** start Data rows **
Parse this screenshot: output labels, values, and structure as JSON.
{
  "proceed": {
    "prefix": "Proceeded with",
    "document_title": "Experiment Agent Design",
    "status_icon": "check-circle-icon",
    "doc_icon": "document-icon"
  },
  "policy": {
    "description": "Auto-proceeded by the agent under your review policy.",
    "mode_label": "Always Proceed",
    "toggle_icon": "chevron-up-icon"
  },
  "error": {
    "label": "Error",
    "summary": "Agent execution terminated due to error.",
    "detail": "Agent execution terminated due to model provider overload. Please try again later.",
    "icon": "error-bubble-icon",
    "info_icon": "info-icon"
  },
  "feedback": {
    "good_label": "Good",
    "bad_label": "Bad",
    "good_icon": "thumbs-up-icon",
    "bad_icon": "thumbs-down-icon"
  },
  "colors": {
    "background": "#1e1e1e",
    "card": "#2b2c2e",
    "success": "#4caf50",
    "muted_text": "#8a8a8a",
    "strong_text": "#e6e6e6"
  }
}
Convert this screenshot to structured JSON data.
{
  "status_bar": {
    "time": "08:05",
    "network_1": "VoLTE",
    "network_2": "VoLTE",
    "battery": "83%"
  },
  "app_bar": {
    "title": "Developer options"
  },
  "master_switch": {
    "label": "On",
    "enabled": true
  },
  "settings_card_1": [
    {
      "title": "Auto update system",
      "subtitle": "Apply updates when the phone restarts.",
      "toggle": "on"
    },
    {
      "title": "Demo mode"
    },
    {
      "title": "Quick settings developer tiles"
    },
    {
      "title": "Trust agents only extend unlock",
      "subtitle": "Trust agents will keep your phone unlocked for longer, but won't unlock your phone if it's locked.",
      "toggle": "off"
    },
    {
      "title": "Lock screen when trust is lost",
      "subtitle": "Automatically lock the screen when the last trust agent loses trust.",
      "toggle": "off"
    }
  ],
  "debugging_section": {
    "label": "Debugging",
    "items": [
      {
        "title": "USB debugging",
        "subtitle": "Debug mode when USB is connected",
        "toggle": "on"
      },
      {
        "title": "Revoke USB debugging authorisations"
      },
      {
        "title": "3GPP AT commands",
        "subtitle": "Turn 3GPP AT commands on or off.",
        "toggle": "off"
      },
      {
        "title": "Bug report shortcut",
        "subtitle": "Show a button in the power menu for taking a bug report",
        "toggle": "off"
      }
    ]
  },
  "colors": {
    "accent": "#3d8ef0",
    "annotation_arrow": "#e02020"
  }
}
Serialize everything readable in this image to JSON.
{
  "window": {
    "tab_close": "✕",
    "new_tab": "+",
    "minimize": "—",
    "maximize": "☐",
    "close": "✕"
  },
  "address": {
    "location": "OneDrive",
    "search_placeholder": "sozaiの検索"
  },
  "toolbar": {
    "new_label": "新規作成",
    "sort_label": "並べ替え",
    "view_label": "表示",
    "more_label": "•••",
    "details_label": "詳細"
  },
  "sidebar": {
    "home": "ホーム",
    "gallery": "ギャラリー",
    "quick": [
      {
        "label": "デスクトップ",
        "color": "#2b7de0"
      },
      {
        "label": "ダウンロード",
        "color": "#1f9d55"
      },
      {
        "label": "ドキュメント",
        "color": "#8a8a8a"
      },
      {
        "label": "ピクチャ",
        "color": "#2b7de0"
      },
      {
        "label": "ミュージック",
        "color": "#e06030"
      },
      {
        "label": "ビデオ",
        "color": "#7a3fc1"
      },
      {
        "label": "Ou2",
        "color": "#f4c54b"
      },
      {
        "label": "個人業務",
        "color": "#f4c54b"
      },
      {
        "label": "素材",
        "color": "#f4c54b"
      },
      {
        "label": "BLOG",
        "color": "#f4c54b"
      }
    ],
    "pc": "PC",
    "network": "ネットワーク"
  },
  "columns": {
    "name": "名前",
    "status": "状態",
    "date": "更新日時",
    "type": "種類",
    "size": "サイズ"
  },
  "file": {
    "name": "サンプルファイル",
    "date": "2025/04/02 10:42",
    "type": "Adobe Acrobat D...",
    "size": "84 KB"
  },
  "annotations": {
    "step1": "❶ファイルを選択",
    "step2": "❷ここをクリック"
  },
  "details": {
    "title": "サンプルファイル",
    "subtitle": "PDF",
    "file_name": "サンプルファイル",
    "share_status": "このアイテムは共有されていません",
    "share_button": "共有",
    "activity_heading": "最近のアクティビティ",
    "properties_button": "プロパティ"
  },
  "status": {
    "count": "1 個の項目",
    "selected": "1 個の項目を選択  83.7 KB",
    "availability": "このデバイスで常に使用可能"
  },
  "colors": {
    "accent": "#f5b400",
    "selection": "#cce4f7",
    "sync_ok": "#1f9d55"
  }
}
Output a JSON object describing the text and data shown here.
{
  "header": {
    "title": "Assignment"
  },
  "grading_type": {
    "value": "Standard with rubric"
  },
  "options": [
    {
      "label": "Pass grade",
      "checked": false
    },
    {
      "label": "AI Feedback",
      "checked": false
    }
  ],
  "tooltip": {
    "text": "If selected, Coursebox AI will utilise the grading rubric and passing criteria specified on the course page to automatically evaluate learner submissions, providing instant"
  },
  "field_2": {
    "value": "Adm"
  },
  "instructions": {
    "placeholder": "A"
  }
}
** end Data rows **
- _Objective_: How many of the lines above include the string "phone"? Reply with the number by itself.

- _Result_: 2